(Dataset listings of figures)
..........

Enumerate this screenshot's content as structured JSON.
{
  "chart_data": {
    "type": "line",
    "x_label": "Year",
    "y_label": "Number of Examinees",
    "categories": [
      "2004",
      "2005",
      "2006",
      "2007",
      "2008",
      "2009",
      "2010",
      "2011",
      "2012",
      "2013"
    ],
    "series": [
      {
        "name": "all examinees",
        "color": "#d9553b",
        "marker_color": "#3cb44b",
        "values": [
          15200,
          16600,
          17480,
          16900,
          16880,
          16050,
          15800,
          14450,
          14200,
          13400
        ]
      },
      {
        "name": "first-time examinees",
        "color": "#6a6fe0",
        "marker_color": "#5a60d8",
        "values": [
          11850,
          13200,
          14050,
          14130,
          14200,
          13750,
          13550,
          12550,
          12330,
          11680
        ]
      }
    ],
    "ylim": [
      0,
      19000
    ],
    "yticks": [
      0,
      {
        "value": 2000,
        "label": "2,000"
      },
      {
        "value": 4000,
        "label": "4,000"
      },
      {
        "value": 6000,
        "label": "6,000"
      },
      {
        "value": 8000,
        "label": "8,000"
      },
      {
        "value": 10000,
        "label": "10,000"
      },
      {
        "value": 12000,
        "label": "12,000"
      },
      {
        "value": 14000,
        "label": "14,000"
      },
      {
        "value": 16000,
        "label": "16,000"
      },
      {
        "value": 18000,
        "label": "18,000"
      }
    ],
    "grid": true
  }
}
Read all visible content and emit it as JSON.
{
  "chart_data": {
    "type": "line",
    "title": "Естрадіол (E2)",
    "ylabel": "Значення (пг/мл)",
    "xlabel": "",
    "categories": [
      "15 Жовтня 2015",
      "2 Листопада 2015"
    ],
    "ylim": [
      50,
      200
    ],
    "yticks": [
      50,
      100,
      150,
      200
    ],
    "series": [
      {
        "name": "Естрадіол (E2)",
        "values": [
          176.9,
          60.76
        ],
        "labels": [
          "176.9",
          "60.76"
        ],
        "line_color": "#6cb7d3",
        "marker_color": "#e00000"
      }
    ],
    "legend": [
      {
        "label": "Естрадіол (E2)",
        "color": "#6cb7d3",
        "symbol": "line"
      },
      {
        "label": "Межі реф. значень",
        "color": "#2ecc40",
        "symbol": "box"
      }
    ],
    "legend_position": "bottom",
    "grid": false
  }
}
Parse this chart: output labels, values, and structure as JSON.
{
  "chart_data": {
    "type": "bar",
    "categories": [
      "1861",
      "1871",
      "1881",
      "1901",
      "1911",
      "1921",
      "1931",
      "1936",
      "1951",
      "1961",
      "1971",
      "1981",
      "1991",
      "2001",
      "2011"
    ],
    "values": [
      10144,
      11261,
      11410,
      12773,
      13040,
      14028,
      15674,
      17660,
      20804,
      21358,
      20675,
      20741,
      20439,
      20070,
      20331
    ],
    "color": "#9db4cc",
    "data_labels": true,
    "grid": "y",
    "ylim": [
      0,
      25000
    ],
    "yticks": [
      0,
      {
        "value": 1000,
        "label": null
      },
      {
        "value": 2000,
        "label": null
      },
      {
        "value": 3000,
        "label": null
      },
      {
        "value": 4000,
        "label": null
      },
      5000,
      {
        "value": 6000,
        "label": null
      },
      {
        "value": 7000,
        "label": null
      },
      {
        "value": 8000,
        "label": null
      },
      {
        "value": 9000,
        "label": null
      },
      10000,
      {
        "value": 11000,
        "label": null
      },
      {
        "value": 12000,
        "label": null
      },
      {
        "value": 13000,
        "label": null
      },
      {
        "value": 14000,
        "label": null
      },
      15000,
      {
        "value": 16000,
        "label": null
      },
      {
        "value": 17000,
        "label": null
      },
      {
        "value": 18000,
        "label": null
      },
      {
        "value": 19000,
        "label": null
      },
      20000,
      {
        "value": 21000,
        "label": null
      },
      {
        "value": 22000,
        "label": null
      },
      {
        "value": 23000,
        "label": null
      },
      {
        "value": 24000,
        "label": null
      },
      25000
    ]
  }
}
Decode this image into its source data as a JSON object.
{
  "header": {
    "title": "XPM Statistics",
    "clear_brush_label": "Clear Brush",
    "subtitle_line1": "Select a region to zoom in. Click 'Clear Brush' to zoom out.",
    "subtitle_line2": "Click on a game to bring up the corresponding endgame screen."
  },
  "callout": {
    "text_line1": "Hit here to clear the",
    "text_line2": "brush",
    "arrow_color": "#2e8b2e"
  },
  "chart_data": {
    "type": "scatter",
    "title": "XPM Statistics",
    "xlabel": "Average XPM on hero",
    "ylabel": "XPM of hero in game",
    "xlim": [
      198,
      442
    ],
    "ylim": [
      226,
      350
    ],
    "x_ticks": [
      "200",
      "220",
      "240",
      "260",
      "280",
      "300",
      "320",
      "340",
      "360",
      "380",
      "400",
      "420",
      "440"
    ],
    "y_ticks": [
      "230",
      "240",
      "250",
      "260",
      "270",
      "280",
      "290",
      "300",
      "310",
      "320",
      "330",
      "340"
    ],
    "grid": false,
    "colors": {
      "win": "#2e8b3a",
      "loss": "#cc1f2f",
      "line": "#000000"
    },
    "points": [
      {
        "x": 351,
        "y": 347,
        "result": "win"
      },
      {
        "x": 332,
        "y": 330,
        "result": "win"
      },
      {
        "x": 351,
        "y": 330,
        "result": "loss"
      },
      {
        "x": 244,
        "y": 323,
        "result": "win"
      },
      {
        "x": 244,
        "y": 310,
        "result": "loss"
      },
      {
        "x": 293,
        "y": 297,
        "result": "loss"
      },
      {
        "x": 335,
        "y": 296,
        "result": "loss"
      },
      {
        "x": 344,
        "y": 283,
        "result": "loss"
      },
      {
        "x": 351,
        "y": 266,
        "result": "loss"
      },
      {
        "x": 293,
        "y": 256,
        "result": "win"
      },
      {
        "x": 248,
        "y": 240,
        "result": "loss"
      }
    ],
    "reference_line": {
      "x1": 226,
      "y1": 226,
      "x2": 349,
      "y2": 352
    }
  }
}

..........

### Short problem:
Repeat each of the entries above precisely as given.

### Output for this task:
Enumerate this screenshot's content as structured JSON.
{
  "chart_data": {
    "type": "line",
    "x_label": "Year",
    "y_label": "Number of Examinees",
    "categories": [
      "2004",
      "2005",
      "2006",
      "2007",
      "2008",
      "2009",
      "2010",
      "2011",
      "2012",
      "2013"
    ],
    "series": [
      {
        "name": "all examinees",
        "color": "#d9553b",
        "marker_color": "#3cb44b",
        "values": [
          15200,
          16600,
          17480,
          16900,
          16880,
          16050,
          15800,
          14450,
          14200,
          13400
        ]
      },
      {
        "name": "first-time examinees",
        "color": "#6a6fe0",
        "marker_color": "#5a60d8",
        "values": [
          11850,
          13200,
          14050,
          14130,
          14200,
          13750,
          13550,
          12550,
          12330,
          11680
        ]
      }
    ],
    "ylim": [
      0,
      19000
    ],
    "yticks": [
      0,
      {
        "value": 2000,
        "label": "2,000"
      },
      {
        "value": 4000,
        "label": "4,000"
      },
      {
        "value": 6000,
        "label": "6,000"
      },
      {
        "value": 8000,
        "label": "8,000"
      },
      {
        "value": 10000,
        "label": "10,000"
      },
      {
        "value": 12000,
        "label": "12,000"
      },
      {
        "value": 14000,
        "label": "14,000"
      },
      {
        "value": 16000,
        "label": "16,000"
      },
      {
        "value": 18000,
        "label": "18,000"
      }
    ],
    "grid": true
  }
}
Read all visible content and emit it as JSON.
{
  "chart_data": {
    "type": "line",
    "title": "Естрадіол (E2)",
    "ylabel": "Значення (пг/мл)",
    "xlabel": "",
    "categories": [
      "15 Жовтня 2015",
      "2 Листопада 2015"
    ],
    "ylim": [
      50,
      200
    ],
    "yticks": [
      50,
      100,
      150,
      200
    ],
    "series": [
      {
        "name": "Естрадіол (E2)",
        "values": [
          176.9,
          60.76
        ],
        "labels": [
          "176.9",
          "60.76"
        ],
        "line_color": "#6cb7d3",
        "marker_color": "#e00000"
      }
    ],
    "legend": [
      {
        "label": "Естрадіол (E2)",
        "color": "#6cb7d3",
        "symbol": "line"
      },
      {
        "label": "Межі реф. значень",
        "color": "#2ecc40",
        "symbol": "box"
      }
    ],
    "legend_position": "bottom",
    "grid": false
  }
}
Parse this chart: output labels, values, and structure as JSON.
{
  "chart_data": {
    "type": "bar",
    "categories": [
      "1861",
      "1871",
      "1881",
      "1901",
      "1911",
      "1921",
      "1931",
      "1936",
      "1951",
      "1961",
      "1971",
      "1981",
      "1991",
      "2001",
      "2011"
    ],
    "values": [
      10144,
      11261,
      11410,
      12773,
      13040,
      14028,
      15674,
      17660,
      20804,
      21358,
      20675,
      20741,
      20439,
      20070,
      20331
    ],
    "color": "#9db4cc",
    "data_labels": true,
    "grid": "y",
    "ylim": [
      0,
      25000
    ],
    "yticks": [
      0,
      {
        "value": 1000,
        "label": null
      },
      {
        "value": 2000,
        "label": null
      },
      {
        "value": 3000,
        "label": null
      },
      {
        "value": 4000,
        "label": null
      },
      5000,
      {
        "value": 6000,
        "label": null
      },
      {
        "value": 7000,
        "label": null
      },
      {
        "value": 8000,
        "label": null
      },
      {
        "value": 9000,
        "label": null
      },
      10000,
      {
        "value": 11000,
        "label": null
      },
      {
        "value": 12000,
        "label": null
      },
      {
        "value": 13000,
        "label": null
      },
      {
        "value": 14000,
        "label": null
      },
      15000,
      {
        "value": 16000,
        "label": null
      },
      {
        "value": 17000,
        "label": null
      },
      {
        "value": 18000,
        "label": null
      },
      {
        "value": 19000,
        "label": null
      },
      20000,
      {
        "value": 21000,
        "label": null
      },
      {
        "value": 22000,
        "label": null
      },
      {
        "value": 23000,
        "label": null
      },
      {
        "value": 24000,
        "label": null
      },
      25000
    ]
  }
}
Decode this image into its source data as a JSON object.
{
  "header": {
    "title": "XPM Statistics",
    "clear_brush_label": "Clear Brush",
    "subtitle_line1": "Select a region to zoom in. Click 'Clear Brush' to zoom out.",
    "subtitle_line2": "Click on a game to bring up the corresponding endgame screen."
  },
  "callout": {
    "text_line1": "Hit here to clear the",
    "text_line2": "brush",
    "arrow_color": "#2e8b2e"
  },
  "chart_data": {
    "type": "scatter",
    "title": "XPM Statistics",
    "xlabel": "Average XPM on hero",
    "ylabel": "XPM of hero in game",
    "xlim": [
      198,
      442
    ],
    "ylim": [
      226,
      350
    ],
    "x_ticks": [
      "200",
      "220",
      "240",
      "260",
      "280",
      "300",
      "320",
      "340",
      "360",
      "380",
      "400",
      "420",
      "440"
    ],
    "y_ticks": [
      "230",
      "240",
      "250",
      "260",
      "270",
      "280",
      "290",
      "300",
      "310",
      "320",
      "330",
      "340"
    ],
    "grid": false,
    "colors": {
      "win": "#2e8b3a",
      "loss": "#cc1f2f",
      "line": "#000000"
    },
    "points": [
      {
        "x": 351,
        "y": 347,
        "result": "win"
      },
      {
        "x": 332,
        "y": 330,
        "result": "win"
      },
      {
        "x": 351,
        "y": 330,
        "result": "loss"
      },
      {
        "x": 244,
        "y": 323,
        "result": "win"
      },
      {
        "x": 244,
        "y": 310,
        "result": "loss"
      },
      {
        "x": 293,
        "y": 297,
        "result": "loss"
      },
      {
        "x": 335,
        "y": 296,
        "result": "loss"
      },
      {
        "x": 344,
        "y": 283,
        "result": "loss"
      },
      {
        "x": 351,
        "y": 266,
        "result": "loss"
      },
      {
        "x": 293,
        "y": 256,
        "result": "win"
      },
      {
        "x": 248,
        "y": 240,
        "result": "loss"
      }
    ],
    "reference_line": {
      "x1": 226,
      "y1": 226,
      "x2": 349,
      "y2": 352
    }
  }
}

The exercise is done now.